## Instructions to follow:
Go through the records below line by line. Count the lines with "Estatal" and give the count alone.

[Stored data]
__________

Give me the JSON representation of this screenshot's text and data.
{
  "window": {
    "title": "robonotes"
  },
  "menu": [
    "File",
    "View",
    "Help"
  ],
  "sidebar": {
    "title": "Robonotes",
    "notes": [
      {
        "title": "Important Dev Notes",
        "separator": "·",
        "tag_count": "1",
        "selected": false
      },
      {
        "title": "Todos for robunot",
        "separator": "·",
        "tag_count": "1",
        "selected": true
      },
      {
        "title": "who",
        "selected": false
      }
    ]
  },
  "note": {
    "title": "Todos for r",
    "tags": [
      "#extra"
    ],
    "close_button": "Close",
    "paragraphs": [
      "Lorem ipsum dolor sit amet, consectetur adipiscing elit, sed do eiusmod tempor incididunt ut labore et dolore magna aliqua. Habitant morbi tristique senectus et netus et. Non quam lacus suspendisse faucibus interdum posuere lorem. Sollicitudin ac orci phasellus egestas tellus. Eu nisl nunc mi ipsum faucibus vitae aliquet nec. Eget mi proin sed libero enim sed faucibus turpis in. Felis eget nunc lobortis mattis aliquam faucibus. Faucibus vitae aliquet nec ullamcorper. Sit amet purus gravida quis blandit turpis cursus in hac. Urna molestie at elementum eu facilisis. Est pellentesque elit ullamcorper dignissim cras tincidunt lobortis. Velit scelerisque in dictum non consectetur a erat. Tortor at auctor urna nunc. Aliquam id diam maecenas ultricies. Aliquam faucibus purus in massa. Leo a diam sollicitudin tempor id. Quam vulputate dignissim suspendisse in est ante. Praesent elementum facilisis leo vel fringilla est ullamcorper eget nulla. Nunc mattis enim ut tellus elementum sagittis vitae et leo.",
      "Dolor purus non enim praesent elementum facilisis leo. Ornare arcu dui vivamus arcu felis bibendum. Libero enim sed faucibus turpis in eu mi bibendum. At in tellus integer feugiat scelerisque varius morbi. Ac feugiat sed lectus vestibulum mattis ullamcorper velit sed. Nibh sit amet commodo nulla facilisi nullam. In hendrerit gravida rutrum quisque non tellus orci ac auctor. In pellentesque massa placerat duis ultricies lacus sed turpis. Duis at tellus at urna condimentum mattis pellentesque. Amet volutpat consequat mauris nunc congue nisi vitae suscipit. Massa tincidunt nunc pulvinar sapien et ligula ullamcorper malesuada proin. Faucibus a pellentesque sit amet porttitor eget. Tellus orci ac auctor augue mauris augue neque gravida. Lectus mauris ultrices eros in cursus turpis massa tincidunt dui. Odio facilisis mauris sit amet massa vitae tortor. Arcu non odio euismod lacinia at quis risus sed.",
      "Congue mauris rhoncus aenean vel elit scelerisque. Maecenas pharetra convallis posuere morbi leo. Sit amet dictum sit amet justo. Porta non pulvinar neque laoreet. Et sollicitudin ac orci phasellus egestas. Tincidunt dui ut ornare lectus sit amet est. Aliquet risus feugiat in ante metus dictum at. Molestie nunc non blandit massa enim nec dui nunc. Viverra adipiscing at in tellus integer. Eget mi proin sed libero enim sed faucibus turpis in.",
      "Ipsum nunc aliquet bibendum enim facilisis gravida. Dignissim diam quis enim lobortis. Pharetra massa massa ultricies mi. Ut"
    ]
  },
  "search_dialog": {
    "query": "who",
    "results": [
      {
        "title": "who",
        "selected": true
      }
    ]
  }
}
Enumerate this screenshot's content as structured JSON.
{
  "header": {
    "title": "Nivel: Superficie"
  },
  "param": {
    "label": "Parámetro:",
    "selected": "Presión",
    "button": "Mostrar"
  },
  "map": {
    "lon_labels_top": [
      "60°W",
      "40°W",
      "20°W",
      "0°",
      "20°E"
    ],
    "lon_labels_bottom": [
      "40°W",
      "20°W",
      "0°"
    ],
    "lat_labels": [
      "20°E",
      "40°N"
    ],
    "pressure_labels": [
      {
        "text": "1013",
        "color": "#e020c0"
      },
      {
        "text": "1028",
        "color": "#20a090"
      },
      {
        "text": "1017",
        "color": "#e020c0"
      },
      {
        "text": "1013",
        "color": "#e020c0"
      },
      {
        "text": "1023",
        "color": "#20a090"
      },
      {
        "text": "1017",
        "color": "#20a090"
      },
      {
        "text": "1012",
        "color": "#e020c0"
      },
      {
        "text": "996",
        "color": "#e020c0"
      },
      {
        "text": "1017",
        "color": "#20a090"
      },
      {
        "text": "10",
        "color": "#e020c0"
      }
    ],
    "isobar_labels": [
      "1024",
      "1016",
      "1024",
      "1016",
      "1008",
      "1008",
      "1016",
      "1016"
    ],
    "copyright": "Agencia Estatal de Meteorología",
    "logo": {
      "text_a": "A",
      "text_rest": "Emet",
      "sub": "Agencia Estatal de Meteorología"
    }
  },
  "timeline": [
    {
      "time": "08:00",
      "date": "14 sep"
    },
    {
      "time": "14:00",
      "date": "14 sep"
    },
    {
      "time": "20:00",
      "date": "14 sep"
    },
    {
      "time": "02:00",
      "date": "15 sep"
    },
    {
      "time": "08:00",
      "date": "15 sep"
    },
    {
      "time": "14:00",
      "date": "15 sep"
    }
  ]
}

__________

## Task solution:
2